■ WHAT THE TASK ASKS ■
Pick out each line in the data below that contains the string "with" and copy those lines.

Item position entries:
** Begin **
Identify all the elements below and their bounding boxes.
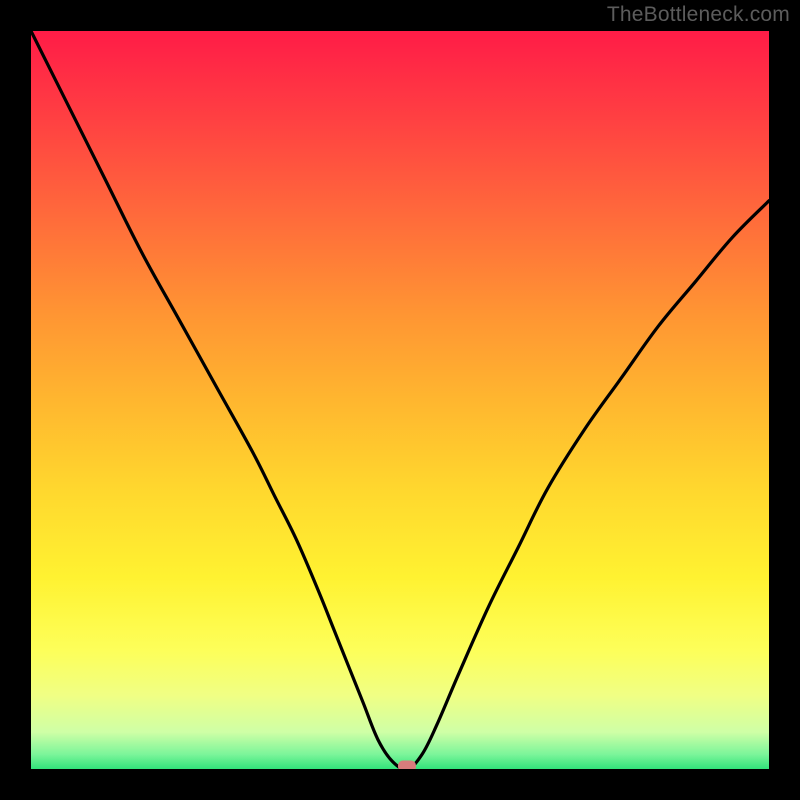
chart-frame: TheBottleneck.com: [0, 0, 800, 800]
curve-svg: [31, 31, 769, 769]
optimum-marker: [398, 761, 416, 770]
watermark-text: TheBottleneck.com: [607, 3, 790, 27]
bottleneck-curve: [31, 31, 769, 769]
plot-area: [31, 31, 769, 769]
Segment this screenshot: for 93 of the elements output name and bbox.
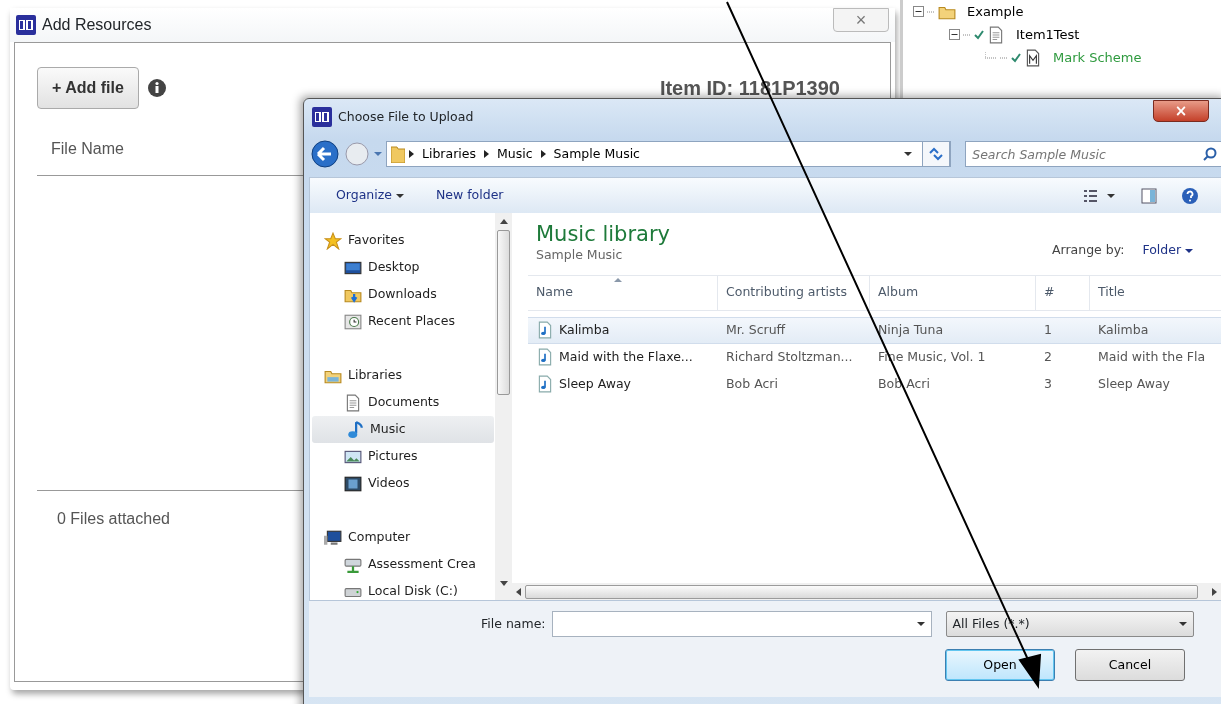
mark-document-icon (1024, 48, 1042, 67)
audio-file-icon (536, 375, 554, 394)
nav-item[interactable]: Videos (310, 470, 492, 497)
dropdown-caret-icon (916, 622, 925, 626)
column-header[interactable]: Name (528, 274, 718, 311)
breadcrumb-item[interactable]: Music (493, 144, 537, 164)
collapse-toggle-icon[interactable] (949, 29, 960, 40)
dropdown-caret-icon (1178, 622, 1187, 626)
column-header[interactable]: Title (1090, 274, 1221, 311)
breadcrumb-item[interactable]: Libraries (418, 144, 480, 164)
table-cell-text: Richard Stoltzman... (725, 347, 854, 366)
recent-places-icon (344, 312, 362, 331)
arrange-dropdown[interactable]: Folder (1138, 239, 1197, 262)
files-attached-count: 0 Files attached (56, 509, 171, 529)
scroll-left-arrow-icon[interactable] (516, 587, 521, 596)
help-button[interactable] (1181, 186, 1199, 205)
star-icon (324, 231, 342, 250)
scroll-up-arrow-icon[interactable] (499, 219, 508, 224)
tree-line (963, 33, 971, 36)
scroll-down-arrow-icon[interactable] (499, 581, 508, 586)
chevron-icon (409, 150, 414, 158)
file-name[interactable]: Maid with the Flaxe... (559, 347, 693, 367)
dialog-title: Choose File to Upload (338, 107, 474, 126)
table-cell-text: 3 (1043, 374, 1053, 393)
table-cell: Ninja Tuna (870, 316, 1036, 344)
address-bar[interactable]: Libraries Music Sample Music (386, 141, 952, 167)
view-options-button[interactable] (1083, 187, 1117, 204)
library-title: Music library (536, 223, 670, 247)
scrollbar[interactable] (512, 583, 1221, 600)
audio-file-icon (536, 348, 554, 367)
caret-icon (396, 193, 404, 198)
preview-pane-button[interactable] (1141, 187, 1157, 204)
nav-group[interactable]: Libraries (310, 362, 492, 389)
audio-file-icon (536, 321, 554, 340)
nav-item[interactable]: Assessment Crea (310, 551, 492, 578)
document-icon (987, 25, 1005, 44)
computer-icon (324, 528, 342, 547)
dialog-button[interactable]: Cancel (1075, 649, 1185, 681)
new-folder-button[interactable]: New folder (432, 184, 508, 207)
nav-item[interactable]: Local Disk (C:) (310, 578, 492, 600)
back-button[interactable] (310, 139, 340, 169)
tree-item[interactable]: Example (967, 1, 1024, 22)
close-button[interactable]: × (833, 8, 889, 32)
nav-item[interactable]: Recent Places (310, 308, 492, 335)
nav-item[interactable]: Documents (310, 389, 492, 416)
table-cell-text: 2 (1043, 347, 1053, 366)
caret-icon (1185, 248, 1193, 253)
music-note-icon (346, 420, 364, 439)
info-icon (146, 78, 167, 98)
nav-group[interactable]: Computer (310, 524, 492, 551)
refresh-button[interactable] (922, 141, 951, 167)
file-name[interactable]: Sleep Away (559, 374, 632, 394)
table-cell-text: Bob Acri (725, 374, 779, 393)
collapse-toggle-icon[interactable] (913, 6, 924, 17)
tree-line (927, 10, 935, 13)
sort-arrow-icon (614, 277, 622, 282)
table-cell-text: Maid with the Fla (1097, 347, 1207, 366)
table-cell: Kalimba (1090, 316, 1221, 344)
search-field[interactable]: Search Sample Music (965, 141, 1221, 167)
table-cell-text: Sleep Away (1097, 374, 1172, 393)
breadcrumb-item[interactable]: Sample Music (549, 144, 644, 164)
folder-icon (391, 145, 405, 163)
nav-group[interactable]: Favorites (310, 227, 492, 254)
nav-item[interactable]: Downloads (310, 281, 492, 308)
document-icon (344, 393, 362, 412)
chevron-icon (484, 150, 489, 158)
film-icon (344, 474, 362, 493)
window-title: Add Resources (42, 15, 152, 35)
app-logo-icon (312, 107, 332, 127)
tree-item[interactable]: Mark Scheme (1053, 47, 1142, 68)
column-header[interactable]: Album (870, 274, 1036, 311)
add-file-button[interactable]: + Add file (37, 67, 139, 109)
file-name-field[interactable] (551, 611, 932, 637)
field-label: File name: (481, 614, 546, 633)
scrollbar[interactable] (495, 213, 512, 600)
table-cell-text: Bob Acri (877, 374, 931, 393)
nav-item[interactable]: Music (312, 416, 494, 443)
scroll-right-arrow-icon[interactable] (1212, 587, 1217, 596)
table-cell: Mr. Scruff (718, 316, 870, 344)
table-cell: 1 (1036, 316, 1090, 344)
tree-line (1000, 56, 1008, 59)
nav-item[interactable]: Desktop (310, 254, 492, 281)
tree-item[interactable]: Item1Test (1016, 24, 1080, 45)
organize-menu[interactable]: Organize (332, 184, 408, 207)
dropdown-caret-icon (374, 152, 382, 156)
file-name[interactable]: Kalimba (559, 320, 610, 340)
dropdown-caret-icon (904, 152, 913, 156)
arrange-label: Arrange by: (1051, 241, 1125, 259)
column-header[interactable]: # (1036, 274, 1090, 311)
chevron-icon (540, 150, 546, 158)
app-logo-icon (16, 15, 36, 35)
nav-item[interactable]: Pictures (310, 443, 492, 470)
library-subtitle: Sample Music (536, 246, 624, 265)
** End **
■ TASK ANSWER ■
file-name[interactable]: Maid with the Flaxe... (559, 347, 693, 367)
table-cell-text: Maid with the Fla (1097, 347, 1207, 366)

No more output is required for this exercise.